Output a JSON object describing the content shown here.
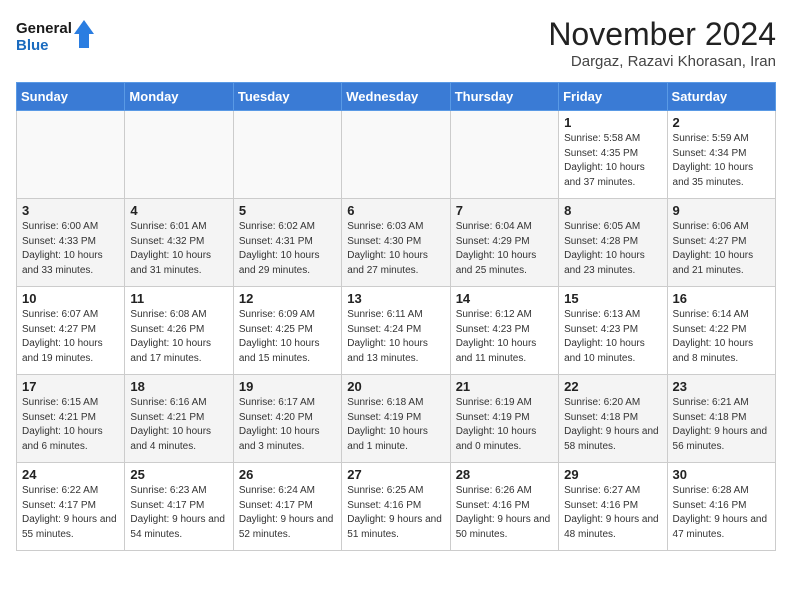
{
  "header": {
    "logo_line1": "General",
    "logo_line2": "Blue",
    "month_title": "November 2024",
    "location": "Dargaz, Razavi Khorasan, Iran"
  },
  "days_of_week": [
    "Sunday",
    "Monday",
    "Tuesday",
    "Wednesday",
    "Thursday",
    "Friday",
    "Saturday"
  ],
  "weeks": [
    [
      {
        "day": "",
        "info": ""
      },
      {
        "day": "",
        "info": ""
      },
      {
        "day": "",
        "info": ""
      },
      {
        "day": "",
        "info": ""
      },
      {
        "day": "",
        "info": ""
      },
      {
        "day": "1",
        "info": "Sunrise: 5:58 AM\nSunset: 4:35 PM\nDaylight: 10 hours and 37 minutes."
      },
      {
        "day": "2",
        "info": "Sunrise: 5:59 AM\nSunset: 4:34 PM\nDaylight: 10 hours and 35 minutes."
      }
    ],
    [
      {
        "day": "3",
        "info": "Sunrise: 6:00 AM\nSunset: 4:33 PM\nDaylight: 10 hours and 33 minutes."
      },
      {
        "day": "4",
        "info": "Sunrise: 6:01 AM\nSunset: 4:32 PM\nDaylight: 10 hours and 31 minutes."
      },
      {
        "day": "5",
        "info": "Sunrise: 6:02 AM\nSunset: 4:31 PM\nDaylight: 10 hours and 29 minutes."
      },
      {
        "day": "6",
        "info": "Sunrise: 6:03 AM\nSunset: 4:30 PM\nDaylight: 10 hours and 27 minutes."
      },
      {
        "day": "7",
        "info": "Sunrise: 6:04 AM\nSunset: 4:29 PM\nDaylight: 10 hours and 25 minutes."
      },
      {
        "day": "8",
        "info": "Sunrise: 6:05 AM\nSunset: 4:28 PM\nDaylight: 10 hours and 23 minutes."
      },
      {
        "day": "9",
        "info": "Sunrise: 6:06 AM\nSunset: 4:27 PM\nDaylight: 10 hours and 21 minutes."
      }
    ],
    [
      {
        "day": "10",
        "info": "Sunrise: 6:07 AM\nSunset: 4:27 PM\nDaylight: 10 hours and 19 minutes."
      },
      {
        "day": "11",
        "info": "Sunrise: 6:08 AM\nSunset: 4:26 PM\nDaylight: 10 hours and 17 minutes."
      },
      {
        "day": "12",
        "info": "Sunrise: 6:09 AM\nSunset: 4:25 PM\nDaylight: 10 hours and 15 minutes."
      },
      {
        "day": "13",
        "info": "Sunrise: 6:11 AM\nSunset: 4:24 PM\nDaylight: 10 hours and 13 minutes."
      },
      {
        "day": "14",
        "info": "Sunrise: 6:12 AM\nSunset: 4:23 PM\nDaylight: 10 hours and 11 minutes."
      },
      {
        "day": "15",
        "info": "Sunrise: 6:13 AM\nSunset: 4:23 PM\nDaylight: 10 hours and 10 minutes."
      },
      {
        "day": "16",
        "info": "Sunrise: 6:14 AM\nSunset: 4:22 PM\nDaylight: 10 hours and 8 minutes."
      }
    ],
    [
      {
        "day": "17",
        "info": "Sunrise: 6:15 AM\nSunset: 4:21 PM\nDaylight: 10 hours and 6 minutes."
      },
      {
        "day": "18",
        "info": "Sunrise: 6:16 AM\nSunset: 4:21 PM\nDaylight: 10 hours and 4 minutes."
      },
      {
        "day": "19",
        "info": "Sunrise: 6:17 AM\nSunset: 4:20 PM\nDaylight: 10 hours and 3 minutes."
      },
      {
        "day": "20",
        "info": "Sunrise: 6:18 AM\nSunset: 4:19 PM\nDaylight: 10 hours and 1 minute."
      },
      {
        "day": "21",
        "info": "Sunrise: 6:19 AM\nSunset: 4:19 PM\nDaylight: 10 hours and 0 minutes."
      },
      {
        "day": "22",
        "info": "Sunrise: 6:20 AM\nSunset: 4:18 PM\nDaylight: 9 hours and 58 minutes."
      },
      {
        "day": "23",
        "info": "Sunrise: 6:21 AM\nSunset: 4:18 PM\nDaylight: 9 hours and 56 minutes."
      }
    ],
    [
      {
        "day": "24",
        "info": "Sunrise: 6:22 AM\nSunset: 4:17 PM\nDaylight: 9 hours and 55 minutes."
      },
      {
        "day": "25",
        "info": "Sunrise: 6:23 AM\nSunset: 4:17 PM\nDaylight: 9 hours and 54 minutes."
      },
      {
        "day": "26",
        "info": "Sunrise: 6:24 AM\nSunset: 4:17 PM\nDaylight: 9 hours and 52 minutes."
      },
      {
        "day": "27",
        "info": "Sunrise: 6:25 AM\nSunset: 4:16 PM\nDaylight: 9 hours and 51 minutes."
      },
      {
        "day": "28",
        "info": "Sunrise: 6:26 AM\nSunset: 4:16 PM\nDaylight: 9 hours and 50 minutes."
      },
      {
        "day": "29",
        "info": "Sunrise: 6:27 AM\nSunset: 4:16 PM\nDaylight: 9 hours and 48 minutes."
      },
      {
        "day": "30",
        "info": "Sunrise: 6:28 AM\nSunset: 4:16 PM\nDaylight: 9 hours and 47 minutes."
      }
    ]
  ]
}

→ Do this
Reproduce all of the data exactly, omitting each picture it holds.

→ Exercise answer
Output a JSON object describing the content shown here.
{
  "header": {
    "logo_line1": "General",
    "logo_line2": "Blue",
    "month_title": "November 2024",
    "location": "Dargaz, Razavi Khorasan, Iran"
  },
  "days_of_week": [
    "Sunday",
    "Monday",
    "Tuesday",
    "Wednesday",
    "Thursday",
    "Friday",
    "Saturday"
  ],
  "weeks": [
    [
      {
        "day": "",
        "info": ""
      },
      {
        "day": "",
        "info": ""
      },
      {
        "day": "",
        "info": ""
      },
      {
        "day": "",
        "info": ""
      },
      {
        "day": "",
        "info": ""
      },
      {
        "day": "1",
        "info": "Sunrise: 5:58 AM\nSunset: 4:35 PM\nDaylight: 10 hours and 37 minutes."
      },
      {
        "day": "2",
        "info": "Sunrise: 5:59 AM\nSunset: 4:34 PM\nDaylight: 10 hours and 35 minutes."
      }
    ],
    [
      {
        "day": "3",
        "info": "Sunrise: 6:00 AM\nSunset: 4:33 PM\nDaylight: 10 hours and 33 minutes."
      },
      {
        "day": "4",
        "info": "Sunrise: 6:01 AM\nSunset: 4:32 PM\nDaylight: 10 hours and 31 minutes."
      },
      {
        "day": "5",
        "info": "Sunrise: 6:02 AM\nSunset: 4:31 PM\nDaylight: 10 hours and 29 minutes."
      },
      {
        "day": "6",
        "info": "Sunrise: 6:03 AM\nSunset: 4:30 PM\nDaylight: 10 hours and 27 minutes."
      },
      {
        "day": "7",
        "info": "Sunrise: 6:04 AM\nSunset: 4:29 PM\nDaylight: 10 hours and 25 minutes."
      },
      {
        "day": "8",
        "info": "Sunrise: 6:05 AM\nSunset: 4:28 PM\nDaylight: 10 hours and 23 minutes."
      },
      {
        "day": "9",
        "info": "Sunrise: 6:06 AM\nSunset: 4:27 PM\nDaylight: 10 hours and 21 minutes."
      }
    ],
    [
      {
        "day": "10",
        "info": "Sunrise: 6:07 AM\nSunset: 4:27 PM\nDaylight: 10 hours and 19 minutes."
      },
      {
        "day": "11",
        "info": "Sunrise: 6:08 AM\nSunset: 4:26 PM\nDaylight: 10 hours and 17 minutes."
      },
      {
        "day": "12",
        "info": "Sunrise: 6:09 AM\nSunset: 4:25 PM\nDaylight: 10 hours and 15 minutes."
      },
      {
        "day": "13",
        "info": "Sunrise: 6:11 AM\nSunset: 4:24 PM\nDaylight: 10 hours and 13 minutes."
      },
      {
        "day": "14",
        "info": "Sunrise: 6:12 AM\nSunset: 4:23 PM\nDaylight: 10 hours and 11 minutes."
      },
      {
        "day": "15",
        "info": "Sunrise: 6:13 AM\nSunset: 4:23 PM\nDaylight: 10 hours and 10 minutes."
      },
      {
        "day": "16",
        "info": "Sunrise: 6:14 AM\nSunset: 4:22 PM\nDaylight: 10 hours and 8 minutes."
      }
    ],
    [
      {
        "day": "17",
        "info": "Sunrise: 6:15 AM\nSunset: 4:21 PM\nDaylight: 10 hours and 6 minutes."
      },
      {
        "day": "18",
        "info": "Sunrise: 6:16 AM\nSunset: 4:21 PM\nDaylight: 10 hours and 4 minutes."
      },
      {
        "day": "19",
        "info": "Sunrise: 6:17 AM\nSunset: 4:20 PM\nDaylight: 10 hours and 3 minutes."
      },
      {
        "day": "20",
        "info": "Sunrise: 6:18 AM\nSunset: 4:19 PM\nDaylight: 10 hours and 1 minute."
      },
      {
        "day": "21",
        "info": "Sunrise: 6:19 AM\nSunset: 4:19 PM\nDaylight: 10 hours and 0 minutes."
      },
      {
        "day": "22",
        "info": "Sunrise: 6:20 AM\nSunset: 4:18 PM\nDaylight: 9 hours and 58 minutes."
      },
      {
        "day": "23",
        "info": "Sunrise: 6:21 AM\nSunset: 4:18 PM\nDaylight: 9 hours and 56 minutes."
      }
    ],
    [
      {
        "day": "24",
        "info": "Sunrise: 6:22 AM\nSunset: 4:17 PM\nDaylight: 9 hours and 55 minutes."
      },
      {
        "day": "25",
        "info": "Sunrise: 6:23 AM\nSunset: 4:17 PM\nDaylight: 9 hours and 54 minutes."
      },
      {
        "day": "26",
        "info": "Sunrise: 6:24 AM\nSunset: 4:17 PM\nDaylight: 9 hours and 52 minutes."
      },
      {
        "day": "27",
        "info": "Sunrise: 6:25 AM\nSunset: 4:16 PM\nDaylight: 9 hours and 51 minutes."
      },
      {
        "day": "28",
        "info": "Sunrise: 6:26 AM\nSunset: 4:16 PM\nDaylight: 9 hours and 50 minutes."
      },
      {
        "day": "29",
        "info": "Sunrise: 6:27 AM\nSunset: 4:16 PM\nDaylight: 9 hours and 48 minutes."
      },
      {
        "day": "30",
        "info": "Sunrise: 6:28 AM\nSunset: 4:16 PM\nDaylight: 9 hours and 47 minutes."
      }
    ]
  ]
}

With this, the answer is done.